=== Short problem ===
Count the lines of the records below that contain the string "screenshot", matching case exactly, and give only that number.
— start of Input —
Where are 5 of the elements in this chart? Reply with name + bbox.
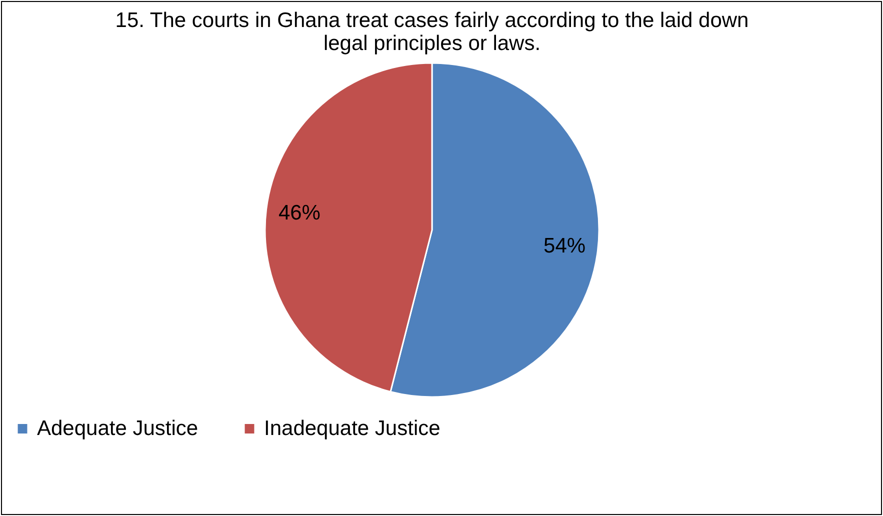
data-label: 46% [278,201,320,224]
data-label: 54% [544,234,586,258]
legend-label: Adequate Justice [37,416,198,440]
chart-title: 15. The courts in Ghana treat cases fairly according to the laid down legal principles or laws. [115,9,749,55]
legend-label: Inadequate Justice [264,416,440,440]
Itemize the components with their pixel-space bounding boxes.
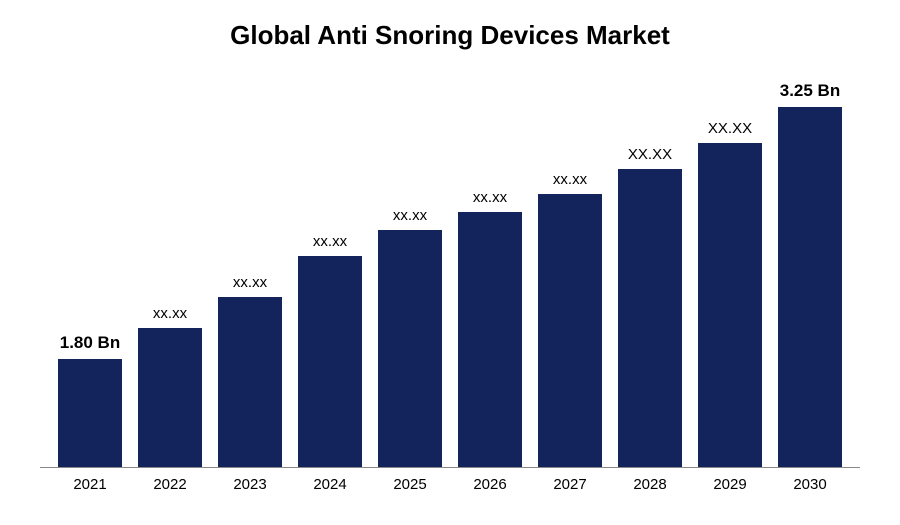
bar-value-label: xx.xx xyxy=(553,171,587,188)
bar-value-label: xx.xx xyxy=(473,189,507,206)
chart-container: Global Anti Snoring Devices Market 1.80 … xyxy=(0,0,900,525)
x-axis-label: 2025 xyxy=(374,476,446,493)
x-axis-label: 2027 xyxy=(534,476,606,493)
chart-area: 1.80 Bn xx.xx xx.xx xx.xx xx.xx xx.xx xx.xx XX.… xyxy=(40,81,860,468)
bar-group: xx.xx xyxy=(454,81,526,467)
bar xyxy=(58,359,122,467)
x-axis-label: 2026 xyxy=(454,476,526,493)
x-axis-label: 2024 xyxy=(294,476,366,493)
bar xyxy=(298,256,362,467)
bar-value-label: XX.XX xyxy=(708,120,752,137)
bar-group: xx.xx xyxy=(374,81,446,467)
x-axis-label: 2021 xyxy=(54,476,126,493)
bar-value-label: xx.xx xyxy=(393,207,427,224)
bar xyxy=(698,143,762,467)
bar xyxy=(138,328,202,467)
bar-group: XX.XX xyxy=(614,81,686,467)
bar-value-label: XX.XX xyxy=(628,146,672,163)
x-axis-label: 2022 xyxy=(134,476,206,493)
bar-group: XX.XX xyxy=(694,81,766,467)
x-axis-label: 2028 xyxy=(614,476,686,493)
bar-value-label: 1.80 Bn xyxy=(60,333,120,353)
bar xyxy=(778,107,842,467)
bar-group: 1.80 Bn xyxy=(54,81,126,467)
chart-title: Global Anti Snoring Devices Market xyxy=(40,20,860,51)
x-axis-label: 2030 xyxy=(774,476,846,493)
x-axis-label: 2023 xyxy=(214,476,286,493)
bar xyxy=(618,169,682,467)
x-axis-labels: 2021 2022 2023 2024 2025 2026 2027 2028 2029 2030 xyxy=(40,468,860,493)
bar-group: xx.xx xyxy=(294,81,366,467)
bar-group: xx.xx xyxy=(214,81,286,467)
bar-value-label: xx.xx xyxy=(153,305,187,322)
bar-group: xx.xx xyxy=(134,81,206,467)
x-axis-label: 2029 xyxy=(694,476,766,493)
bar-group: xx.xx xyxy=(534,81,606,467)
bar-value-label: xx.xx xyxy=(233,274,267,291)
bar xyxy=(458,212,522,467)
bar xyxy=(218,297,282,467)
bar xyxy=(538,194,602,467)
bar-value-label: 3.25 Bn xyxy=(780,81,840,101)
bar xyxy=(378,230,442,467)
bar-group: 3.25 Bn xyxy=(774,81,846,467)
bar-value-label: xx.xx xyxy=(313,233,347,250)
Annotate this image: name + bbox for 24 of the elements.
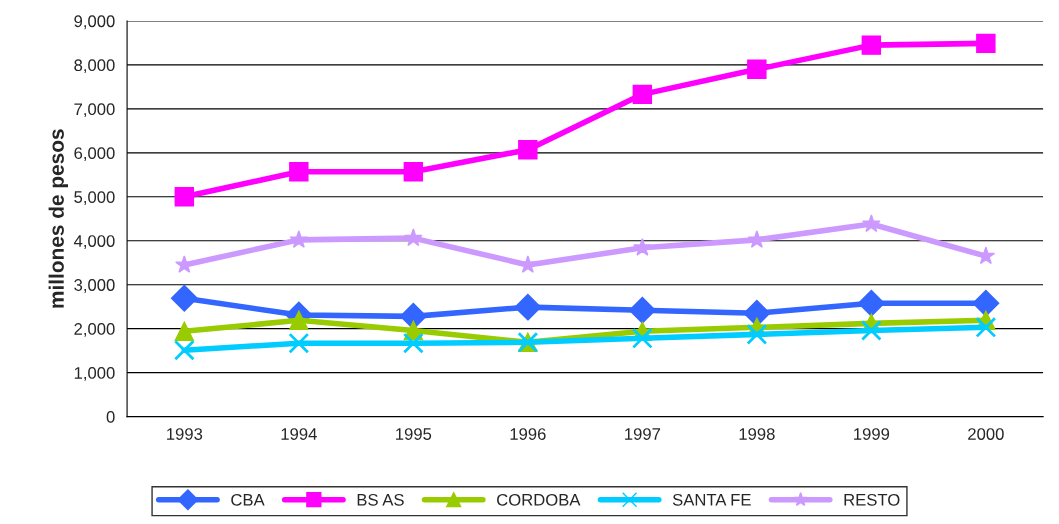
legend-label: RESTO (844, 493, 900, 506)
y-axis-title: millones de pesos (48, 129, 69, 308)
legend-label: SANTA FE (672, 493, 751, 506)
x-tick-label: 1994 (281, 428, 317, 440)
y-tick-label: 6,000 (74, 147, 115, 162)
y-tick-label: 2,000 (74, 323, 115, 337)
x-tick-label: 2000 (968, 428, 1004, 440)
y-tick-label: 4,000 (73, 235, 115, 249)
y-tick-label: 9,000 (74, 15, 115, 30)
y-tick-label: 0 (106, 410, 115, 423)
y-tick-label: 8,000 (74, 59, 115, 74)
x-tick-label: 1999 (854, 428, 890, 440)
x-tick-label: 1993 (167, 428, 203, 440)
legend-label: CBA (231, 493, 265, 506)
y-tick-label: 7,000 (74, 103, 115, 118)
y-tick-label: 1,000 (74, 367, 115, 381)
x-tick-label: 1998 (739, 428, 775, 440)
y-tick-label: 3,000 (74, 279, 115, 293)
legend-label: BS AS (357, 493, 404, 506)
legend-label: CORDOBA (497, 493, 581, 506)
y-tick-label: 5,000 (74, 191, 115, 205)
x-tick-label: 1996 (510, 428, 546, 440)
x-tick-label: 1997 (625, 428, 661, 440)
x-tick-label: 1995 (396, 428, 432, 440)
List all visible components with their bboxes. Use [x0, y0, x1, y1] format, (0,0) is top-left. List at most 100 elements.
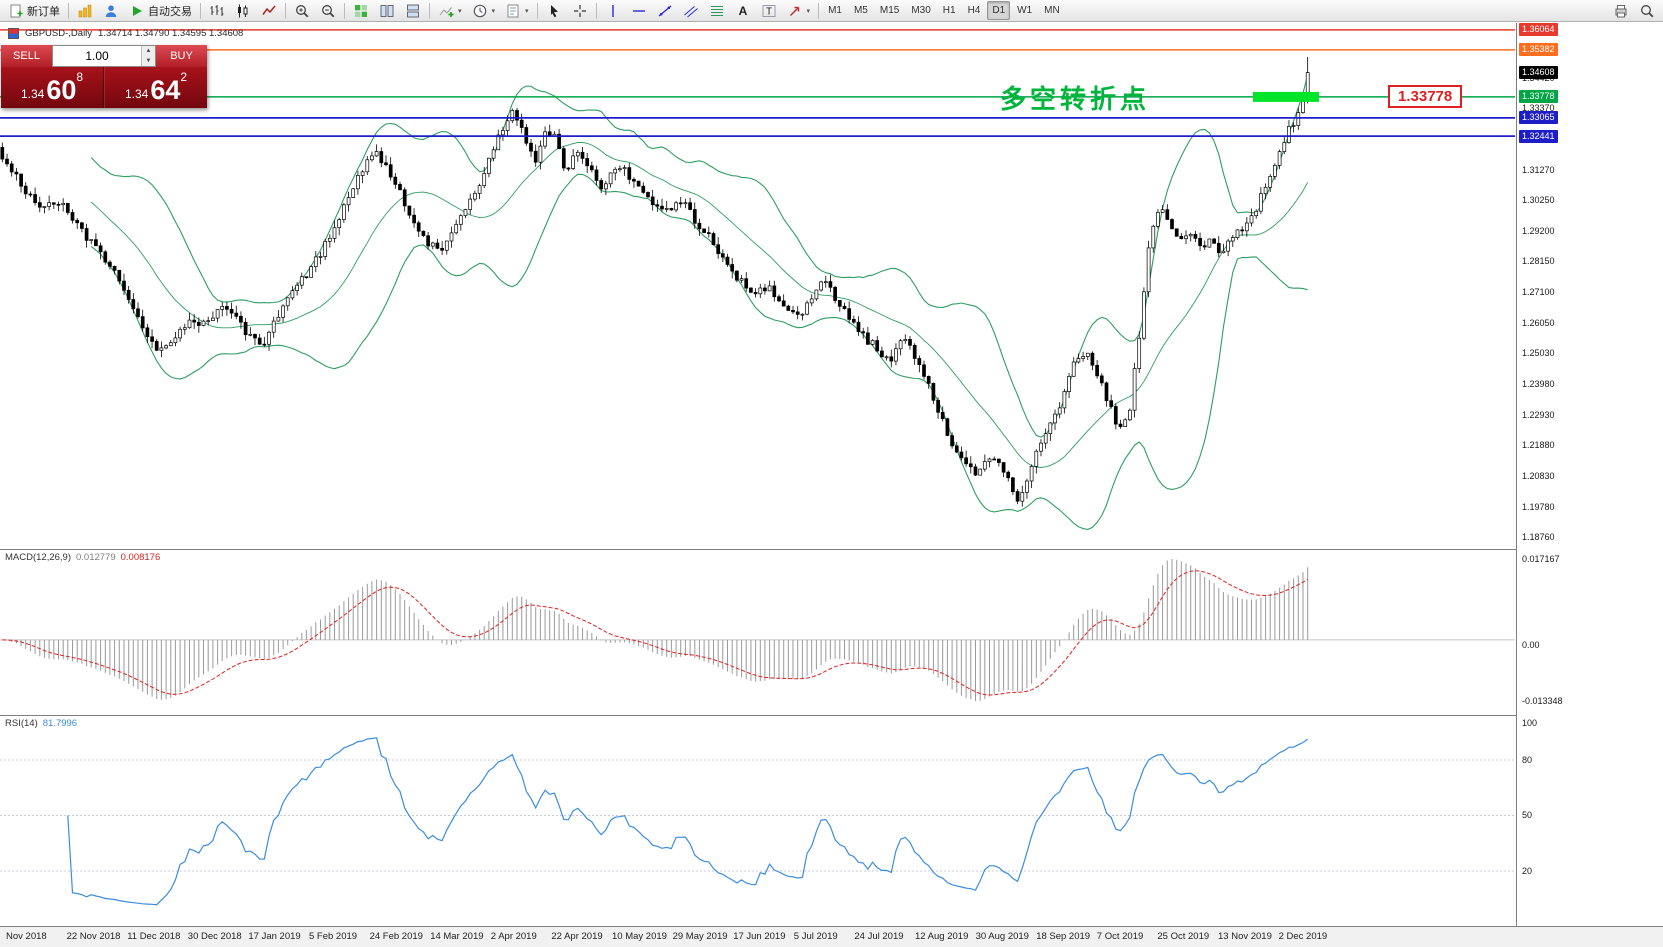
- cursor-icon[interactable]: [541, 0, 567, 21]
- zoom-in-icon[interactable]: [289, 0, 315, 21]
- date-tick: 11 Dec 2018: [127, 931, 181, 942]
- main-chart-canvas[interactable]: [0, 23, 1515, 549]
- date-tick: 2 Dec 2019: [1278, 931, 1328, 942]
- fibonacci-icon[interactable]: [704, 0, 730, 21]
- price-tick: 1.27100: [1522, 287, 1555, 298]
- lot-decrement-button[interactable]: ▼: [142, 56, 155, 66]
- date-tick: 17 Jan 2019: [248, 931, 301, 942]
- buy-button[interactable]: BUY: [156, 45, 207, 67]
- toolbar-separator: [818, 2, 820, 19]
- templates-icon[interactable]: ▾: [500, 0, 534, 21]
- date-tick: 24 Jul 2019: [854, 931, 904, 942]
- candlesticks: [0, 57, 1310, 507]
- price-tick: 1.18760: [1522, 531, 1555, 542]
- price-tick: 1.31270: [1522, 164, 1555, 175]
- timeframe-button-m1[interactable]: M1: [828, 5, 842, 16]
- sell-price-display[interactable]: 1.34 60 8: [1, 67, 104, 108]
- dropdown-caret-icon: ▾: [806, 7, 811, 15]
- pane-separator[interactable]: [0, 549, 1663, 550]
- tile-windows-icon[interactable]: [348, 0, 374, 21]
- line-chart-icon[interactable]: [256, 0, 282, 21]
- lot-size-input[interactable]: [53, 46, 141, 66]
- price-callout-label: 1.33778: [1388, 85, 1463, 108]
- rsi-line: [67, 737, 1309, 906]
- indicators-icon: [438, 3, 454, 19]
- bars-chart-icon[interactable]: [204, 0, 230, 21]
- date-tick: 7 Oct 2019: [1096, 931, 1144, 942]
- profile-icon[interactable]: [98, 0, 124, 21]
- new-order-button[interactable]: 新订单: [3, 0, 65, 21]
- breakout-highlight-marker: [1253, 91, 1319, 102]
- charts-icon: [77, 3, 93, 19]
- print-icon[interactable]: [1608, 0, 1634, 21]
- arrows-icon[interactable]: ▾: [782, 0, 816, 21]
- date-tick: 5 Feb 2019: [309, 931, 358, 942]
- rsi-tick: 80: [1522, 754, 1533, 765]
- periods-icon[interactable]: ▾: [467, 0, 501, 21]
- date-tick: 14 Mar 2019: [430, 931, 484, 942]
- candlestick-chart-icon: [235, 3, 251, 19]
- timeframe-button-m30[interactable]: M30: [911, 5, 931, 16]
- timeframe-button-mn[interactable]: MN: [1044, 5, 1060, 16]
- lot-size-stepper: ▲ ▼: [141, 46, 155, 66]
- zoom-out-icon[interactable]: [315, 0, 341, 21]
- auto-trading-button-label: 自动交易: [148, 5, 192, 18]
- label-icon[interactable]: T: [756, 0, 782, 21]
- indicators-icon[interactable]: ▾: [433, 0, 467, 21]
- toolbar-separator: [200, 2, 201, 19]
- price-level-label: 1.35382: [1519, 43, 1558, 57]
- timeframe-button-w1[interactable]: W1: [1017, 5, 1033, 16]
- price-tick: 1.30250: [1522, 194, 1555, 205]
- crosshair-icon[interactable]: [567, 0, 593, 21]
- charts-icon[interactable]: [72, 0, 98, 21]
- buy-price-display[interactable]: 1.34 64 2: [104, 67, 207, 108]
- rsi-pane-canvas[interactable]: [0, 715, 1515, 926]
- macd-axis-min: -0.013348: [1522, 695, 1563, 706]
- price-level-label: 1.32441: [1519, 129, 1558, 143]
- pane-separator[interactable]: [0, 715, 1663, 716]
- buy-price-figure: 1.34: [124, 87, 149, 101]
- trendline-icon[interactable]: [652, 0, 678, 21]
- sell-button[interactable]: SELL: [1, 45, 52, 67]
- dropdown-caret-icon: ▾: [525, 7, 529, 15]
- horizontal-line-icon[interactable]: [626, 0, 652, 21]
- lot-increment-button[interactable]: ▲: [142, 46, 155, 56]
- macd-main-value: 0.012779: [76, 552, 116, 563]
- print-icon: [1613, 3, 1629, 19]
- timeframe-button-m15[interactable]: M15: [879, 5, 900, 16]
- date-tick: 24 Feb 2019: [369, 931, 423, 942]
- timeframe-button-h1[interactable]: H1: [942, 5, 956, 16]
- date-tick: 22 Apr 2019: [551, 931, 603, 942]
- timeframe-button-m5[interactable]: M5: [853, 5, 868, 16]
- sell-price-figure: 1.34: [20, 87, 45, 101]
- text-icon: A: [735, 3, 751, 19]
- price-axis[interactable]: 1.344201.333701.312701.302501.292001.281…: [1516, 23, 1663, 926]
- candlestick-chart-icon[interactable]: [230, 0, 256, 21]
- new-order-icon: [8, 3, 24, 19]
- bars-chart-icon: [209, 3, 225, 19]
- channel-icon[interactable]: [678, 0, 704, 21]
- svg-text:T: T: [765, 6, 771, 17]
- rsi-tick: 20: [1522, 865, 1533, 876]
- macd-pane-canvas[interactable]: [0, 549, 1515, 715]
- horizontal-levels: [0, 29, 1515, 137]
- timeframe-button-h4[interactable]: H4: [967, 5, 981, 16]
- timeframe-button-d1[interactable]: D1: [987, 1, 1011, 20]
- arrange-horizontal-icon[interactable]: [400, 0, 426, 21]
- search-icon[interactable]: [1634, 0, 1660, 21]
- periods-icon: [472, 3, 488, 19]
- auto-trading-button[interactable]: 自动交易: [124, 0, 197, 21]
- vertical-line-icon[interactable]: [600, 0, 626, 21]
- macd-signal-line: [2, 570, 1308, 696]
- vertical-line-icon: [605, 3, 621, 19]
- text-icon[interactable]: A: [730, 0, 756, 21]
- horizontal-line-icon: [631, 3, 647, 19]
- arrange-vertical-icon[interactable]: [374, 0, 400, 21]
- toolbar-separator: [536, 2, 538, 19]
- price-tick: 1.21880: [1522, 440, 1555, 451]
- date-axis[interactable]: Nov 2018 22 Nov 2018 11 Dec 2018 30 Dec 201…: [0, 927, 1663, 947]
- date-tick: Nov 2018: [6, 931, 47, 942]
- toolbar-separator: [344, 2, 345, 19]
- arrange-horizontal-icon: [405, 3, 421, 19]
- date-tick: 17 Jun 2019: [733, 931, 786, 942]
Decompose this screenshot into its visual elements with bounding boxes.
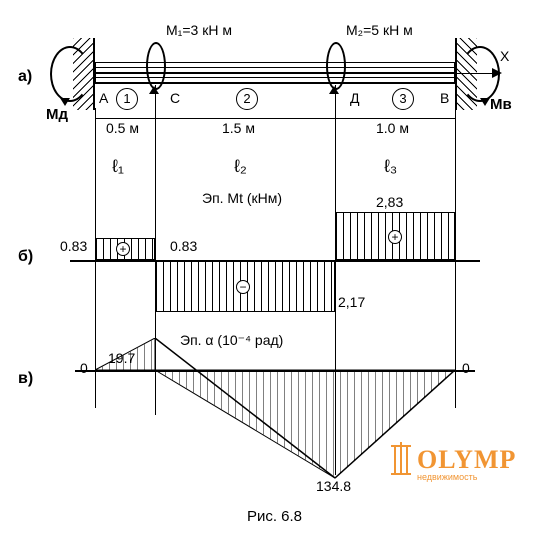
epA-zero-L: 0 xyxy=(80,360,88,376)
label-M1: М₁=3 кН м xyxy=(166,22,232,38)
pt-D: Д xyxy=(350,90,359,106)
epA-zero-R: 0 xyxy=(462,360,470,376)
row-a-label: а) xyxy=(18,68,32,86)
moment-arrow-MB xyxy=(480,98,490,106)
epM-plus-3: + xyxy=(388,230,402,244)
row-b-label: б) xyxy=(18,248,33,266)
vline-B xyxy=(455,108,456,408)
moment-arrow-M1 xyxy=(149,86,159,94)
wm-sub: недвижимость xyxy=(417,472,478,482)
figure-caption: Рис. 6.8 xyxy=(0,508,549,525)
dim-line xyxy=(95,118,455,119)
epM-v-left: 0.83 xyxy=(60,238,87,254)
moment-arrow-MA xyxy=(60,98,70,106)
wm-brand: OLYMP xyxy=(417,445,516,474)
moment-arc-M2 xyxy=(326,42,346,90)
row-v-label: в) xyxy=(18,370,33,388)
segment-circle-1: 1 xyxy=(116,88,138,110)
watermark: OLYMP недвижимость xyxy=(389,440,539,495)
ell-3: ℓ₃ xyxy=(384,156,397,177)
moment-arrow-M2 xyxy=(329,86,339,94)
dim-1: 0.5 м xyxy=(106,120,139,136)
epM-plus-1: + xyxy=(116,242,130,256)
moment-arc-M1 xyxy=(146,42,166,90)
epM-v-midL: 0.83 xyxy=(170,238,197,254)
label-M2: М₂=5 кН м xyxy=(346,22,413,38)
epM-title: Эп. Мt (кНм) xyxy=(202,190,282,206)
dim-2: 1.5 м xyxy=(222,120,255,136)
segment-circle-2: 2 xyxy=(236,88,258,110)
epA-peak2: 134.8 xyxy=(316,478,351,494)
label-MB: Мв xyxy=(490,96,512,113)
segment-circle-3: 3 xyxy=(392,88,414,110)
moment-arc-MA xyxy=(50,46,90,102)
epM-v-right: 2,83 xyxy=(376,194,403,210)
ell-2: ℓ₂ xyxy=(234,156,247,177)
x-label: Х xyxy=(500,48,509,64)
ell-1: ℓ₁ xyxy=(112,156,124,177)
epM-v-midR: 2,17 xyxy=(338,294,365,310)
moment-arc-MB xyxy=(460,46,500,102)
pt-C: С xyxy=(170,90,180,106)
pt-B: В xyxy=(440,90,449,106)
epA-peak1: 19.7 xyxy=(108,350,135,366)
dim-3: 1.0 м xyxy=(376,120,409,136)
epM-minus: − xyxy=(236,280,250,294)
pt-A: А xyxy=(99,90,108,106)
label-MA: Мд xyxy=(46,106,68,123)
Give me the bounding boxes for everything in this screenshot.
— end of Input —
=== Correct result ===
2